* What needs to be done *
How many lines of these records hold the string "Hernandez"? Reply with the number alone.

* Rows from a dataset *
======
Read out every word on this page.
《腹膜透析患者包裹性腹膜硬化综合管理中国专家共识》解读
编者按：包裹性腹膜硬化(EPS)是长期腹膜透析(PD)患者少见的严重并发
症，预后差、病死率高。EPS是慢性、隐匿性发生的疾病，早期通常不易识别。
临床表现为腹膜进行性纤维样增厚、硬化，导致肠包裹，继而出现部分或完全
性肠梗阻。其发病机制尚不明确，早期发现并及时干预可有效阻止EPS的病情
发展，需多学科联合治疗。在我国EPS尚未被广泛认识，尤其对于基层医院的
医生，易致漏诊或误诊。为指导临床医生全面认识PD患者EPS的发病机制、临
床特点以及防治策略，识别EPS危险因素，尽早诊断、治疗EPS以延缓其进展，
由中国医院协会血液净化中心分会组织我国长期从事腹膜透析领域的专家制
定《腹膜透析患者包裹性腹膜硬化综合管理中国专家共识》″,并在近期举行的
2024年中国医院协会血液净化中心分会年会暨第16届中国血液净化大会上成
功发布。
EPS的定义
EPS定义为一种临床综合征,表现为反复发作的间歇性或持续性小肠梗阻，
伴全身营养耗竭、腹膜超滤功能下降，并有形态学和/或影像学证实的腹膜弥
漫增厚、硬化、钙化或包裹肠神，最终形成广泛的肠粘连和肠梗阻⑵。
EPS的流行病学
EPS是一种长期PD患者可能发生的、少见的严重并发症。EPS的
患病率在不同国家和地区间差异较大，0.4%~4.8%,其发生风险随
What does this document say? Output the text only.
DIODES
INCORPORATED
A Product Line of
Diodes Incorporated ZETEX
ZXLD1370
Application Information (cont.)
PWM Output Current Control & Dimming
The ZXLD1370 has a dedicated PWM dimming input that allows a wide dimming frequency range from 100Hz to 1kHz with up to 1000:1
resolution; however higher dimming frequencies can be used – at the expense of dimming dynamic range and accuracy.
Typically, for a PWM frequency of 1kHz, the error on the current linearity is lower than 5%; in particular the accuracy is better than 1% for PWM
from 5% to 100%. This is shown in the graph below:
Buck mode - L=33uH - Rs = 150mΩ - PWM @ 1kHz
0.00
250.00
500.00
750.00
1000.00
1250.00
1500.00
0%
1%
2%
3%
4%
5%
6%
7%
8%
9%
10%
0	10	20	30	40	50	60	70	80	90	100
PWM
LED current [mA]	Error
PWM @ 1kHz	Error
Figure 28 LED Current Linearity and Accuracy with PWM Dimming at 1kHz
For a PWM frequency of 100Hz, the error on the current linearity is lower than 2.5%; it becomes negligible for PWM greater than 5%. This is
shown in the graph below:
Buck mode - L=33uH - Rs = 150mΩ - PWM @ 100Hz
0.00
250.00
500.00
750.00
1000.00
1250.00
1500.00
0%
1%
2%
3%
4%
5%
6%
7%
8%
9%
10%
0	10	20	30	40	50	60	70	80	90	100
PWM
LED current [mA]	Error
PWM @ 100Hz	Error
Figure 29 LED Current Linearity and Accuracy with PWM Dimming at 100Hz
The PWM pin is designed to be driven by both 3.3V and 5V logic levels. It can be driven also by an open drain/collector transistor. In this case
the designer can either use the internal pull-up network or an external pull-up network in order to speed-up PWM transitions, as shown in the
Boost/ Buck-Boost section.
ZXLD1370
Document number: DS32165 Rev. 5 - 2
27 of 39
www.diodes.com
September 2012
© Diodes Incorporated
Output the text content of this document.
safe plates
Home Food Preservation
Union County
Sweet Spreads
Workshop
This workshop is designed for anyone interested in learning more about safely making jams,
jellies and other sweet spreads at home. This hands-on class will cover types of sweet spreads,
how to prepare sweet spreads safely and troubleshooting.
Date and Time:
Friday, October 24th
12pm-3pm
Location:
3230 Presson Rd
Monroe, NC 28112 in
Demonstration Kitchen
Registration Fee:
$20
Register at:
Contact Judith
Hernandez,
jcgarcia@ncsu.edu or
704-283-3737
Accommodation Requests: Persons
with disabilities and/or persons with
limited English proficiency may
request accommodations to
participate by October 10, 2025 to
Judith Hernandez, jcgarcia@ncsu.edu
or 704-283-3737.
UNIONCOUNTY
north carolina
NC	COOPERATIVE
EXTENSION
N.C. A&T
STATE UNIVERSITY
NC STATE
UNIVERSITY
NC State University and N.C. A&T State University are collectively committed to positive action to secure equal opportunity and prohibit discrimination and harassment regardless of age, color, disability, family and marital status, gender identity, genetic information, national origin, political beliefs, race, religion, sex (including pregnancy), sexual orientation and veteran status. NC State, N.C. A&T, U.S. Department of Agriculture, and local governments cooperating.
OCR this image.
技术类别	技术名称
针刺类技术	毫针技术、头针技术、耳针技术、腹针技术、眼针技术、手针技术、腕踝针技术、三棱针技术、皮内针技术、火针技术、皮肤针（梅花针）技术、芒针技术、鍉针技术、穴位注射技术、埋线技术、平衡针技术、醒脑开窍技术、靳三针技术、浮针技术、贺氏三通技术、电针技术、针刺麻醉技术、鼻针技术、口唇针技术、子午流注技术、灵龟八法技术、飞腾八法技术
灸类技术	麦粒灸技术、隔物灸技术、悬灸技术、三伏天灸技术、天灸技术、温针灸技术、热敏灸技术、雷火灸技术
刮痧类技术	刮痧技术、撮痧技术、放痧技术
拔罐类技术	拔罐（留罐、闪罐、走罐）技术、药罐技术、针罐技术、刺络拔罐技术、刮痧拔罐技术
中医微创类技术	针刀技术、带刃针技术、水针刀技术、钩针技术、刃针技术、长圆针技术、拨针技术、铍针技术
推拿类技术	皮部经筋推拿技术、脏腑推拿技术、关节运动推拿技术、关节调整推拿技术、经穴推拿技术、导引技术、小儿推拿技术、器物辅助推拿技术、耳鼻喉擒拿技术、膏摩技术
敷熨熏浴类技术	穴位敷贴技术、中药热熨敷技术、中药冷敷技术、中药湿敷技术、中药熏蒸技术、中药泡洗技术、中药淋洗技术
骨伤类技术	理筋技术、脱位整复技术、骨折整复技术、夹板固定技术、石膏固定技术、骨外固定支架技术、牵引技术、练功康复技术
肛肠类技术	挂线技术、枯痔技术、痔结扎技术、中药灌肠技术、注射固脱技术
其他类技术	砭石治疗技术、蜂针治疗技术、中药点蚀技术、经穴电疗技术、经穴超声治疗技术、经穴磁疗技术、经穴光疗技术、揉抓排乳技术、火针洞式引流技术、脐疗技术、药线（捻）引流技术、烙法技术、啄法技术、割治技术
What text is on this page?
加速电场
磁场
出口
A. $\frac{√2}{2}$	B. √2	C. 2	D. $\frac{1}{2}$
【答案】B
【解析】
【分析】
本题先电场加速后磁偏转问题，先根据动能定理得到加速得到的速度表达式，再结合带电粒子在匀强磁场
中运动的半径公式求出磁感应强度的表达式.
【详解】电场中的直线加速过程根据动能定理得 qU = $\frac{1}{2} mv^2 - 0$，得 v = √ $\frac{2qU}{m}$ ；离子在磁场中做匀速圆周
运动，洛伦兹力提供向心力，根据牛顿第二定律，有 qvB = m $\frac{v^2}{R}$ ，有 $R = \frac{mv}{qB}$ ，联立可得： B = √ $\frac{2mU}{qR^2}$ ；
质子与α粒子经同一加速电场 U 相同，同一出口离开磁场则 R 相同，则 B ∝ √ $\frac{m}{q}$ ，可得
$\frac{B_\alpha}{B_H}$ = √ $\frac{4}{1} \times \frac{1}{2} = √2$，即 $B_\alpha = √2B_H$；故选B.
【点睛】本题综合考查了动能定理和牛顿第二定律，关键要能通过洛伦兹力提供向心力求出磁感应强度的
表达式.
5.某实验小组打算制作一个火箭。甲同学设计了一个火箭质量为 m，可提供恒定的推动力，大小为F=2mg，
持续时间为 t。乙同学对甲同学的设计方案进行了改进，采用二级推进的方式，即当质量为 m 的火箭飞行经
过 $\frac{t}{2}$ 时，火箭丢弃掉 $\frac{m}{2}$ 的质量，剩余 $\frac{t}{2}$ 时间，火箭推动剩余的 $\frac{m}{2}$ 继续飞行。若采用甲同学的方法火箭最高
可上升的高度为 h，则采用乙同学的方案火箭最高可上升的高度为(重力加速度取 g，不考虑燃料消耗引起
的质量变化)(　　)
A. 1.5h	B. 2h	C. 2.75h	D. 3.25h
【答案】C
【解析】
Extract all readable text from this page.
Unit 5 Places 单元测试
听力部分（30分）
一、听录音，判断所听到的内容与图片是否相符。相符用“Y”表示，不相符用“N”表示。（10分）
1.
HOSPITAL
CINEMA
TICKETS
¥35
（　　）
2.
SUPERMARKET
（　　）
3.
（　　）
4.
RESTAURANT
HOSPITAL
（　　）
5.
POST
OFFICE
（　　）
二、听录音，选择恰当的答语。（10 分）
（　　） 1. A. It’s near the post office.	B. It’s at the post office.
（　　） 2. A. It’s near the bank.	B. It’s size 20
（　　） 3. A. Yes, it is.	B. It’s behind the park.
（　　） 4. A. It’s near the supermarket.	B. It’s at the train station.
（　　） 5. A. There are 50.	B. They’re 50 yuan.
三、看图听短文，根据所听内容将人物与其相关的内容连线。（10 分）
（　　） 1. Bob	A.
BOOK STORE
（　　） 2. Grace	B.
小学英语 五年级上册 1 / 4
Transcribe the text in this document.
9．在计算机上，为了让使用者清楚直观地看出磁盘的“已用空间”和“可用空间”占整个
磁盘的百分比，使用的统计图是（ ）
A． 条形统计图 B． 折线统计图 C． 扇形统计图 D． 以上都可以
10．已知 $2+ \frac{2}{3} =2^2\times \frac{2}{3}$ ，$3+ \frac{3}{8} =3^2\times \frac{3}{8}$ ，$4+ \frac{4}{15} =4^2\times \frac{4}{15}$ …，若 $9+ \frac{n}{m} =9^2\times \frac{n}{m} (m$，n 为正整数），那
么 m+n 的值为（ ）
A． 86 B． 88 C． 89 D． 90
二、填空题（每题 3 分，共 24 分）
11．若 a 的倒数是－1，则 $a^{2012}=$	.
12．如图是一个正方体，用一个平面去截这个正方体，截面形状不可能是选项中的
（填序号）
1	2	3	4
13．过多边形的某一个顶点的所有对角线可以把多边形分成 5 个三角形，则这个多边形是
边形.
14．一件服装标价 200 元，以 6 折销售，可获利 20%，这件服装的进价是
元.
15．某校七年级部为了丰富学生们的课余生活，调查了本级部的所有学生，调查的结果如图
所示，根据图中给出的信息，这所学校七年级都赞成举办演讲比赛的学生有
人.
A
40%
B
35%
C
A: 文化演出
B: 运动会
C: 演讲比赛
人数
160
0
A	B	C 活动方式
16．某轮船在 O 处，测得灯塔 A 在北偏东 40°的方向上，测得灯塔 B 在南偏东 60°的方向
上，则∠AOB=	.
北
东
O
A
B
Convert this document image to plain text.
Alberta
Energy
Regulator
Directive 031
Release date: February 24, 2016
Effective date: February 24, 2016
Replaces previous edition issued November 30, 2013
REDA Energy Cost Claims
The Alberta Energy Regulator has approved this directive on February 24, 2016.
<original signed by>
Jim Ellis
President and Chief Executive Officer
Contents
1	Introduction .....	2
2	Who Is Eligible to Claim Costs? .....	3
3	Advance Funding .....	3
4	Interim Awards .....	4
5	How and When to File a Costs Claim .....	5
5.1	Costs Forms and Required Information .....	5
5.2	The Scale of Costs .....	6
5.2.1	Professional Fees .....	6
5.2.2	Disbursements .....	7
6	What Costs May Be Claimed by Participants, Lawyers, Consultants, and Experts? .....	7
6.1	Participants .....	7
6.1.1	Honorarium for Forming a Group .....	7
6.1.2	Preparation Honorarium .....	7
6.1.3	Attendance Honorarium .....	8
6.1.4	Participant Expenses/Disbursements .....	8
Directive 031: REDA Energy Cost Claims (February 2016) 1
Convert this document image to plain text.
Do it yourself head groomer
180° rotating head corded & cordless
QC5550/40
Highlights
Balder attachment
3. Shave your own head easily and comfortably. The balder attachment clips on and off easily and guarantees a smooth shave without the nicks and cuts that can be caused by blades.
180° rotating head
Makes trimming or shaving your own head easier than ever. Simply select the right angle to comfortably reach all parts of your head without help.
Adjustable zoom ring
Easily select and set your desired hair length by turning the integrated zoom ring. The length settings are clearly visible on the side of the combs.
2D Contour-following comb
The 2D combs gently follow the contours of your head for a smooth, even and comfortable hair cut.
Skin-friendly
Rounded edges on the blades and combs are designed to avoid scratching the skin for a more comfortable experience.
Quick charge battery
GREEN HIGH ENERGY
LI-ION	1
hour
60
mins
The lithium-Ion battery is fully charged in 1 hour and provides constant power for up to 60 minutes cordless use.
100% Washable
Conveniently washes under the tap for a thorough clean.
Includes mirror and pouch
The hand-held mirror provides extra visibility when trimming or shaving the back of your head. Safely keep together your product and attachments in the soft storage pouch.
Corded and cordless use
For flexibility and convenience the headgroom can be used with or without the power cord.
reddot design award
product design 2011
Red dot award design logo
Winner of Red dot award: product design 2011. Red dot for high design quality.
======
* Solved exercise *
2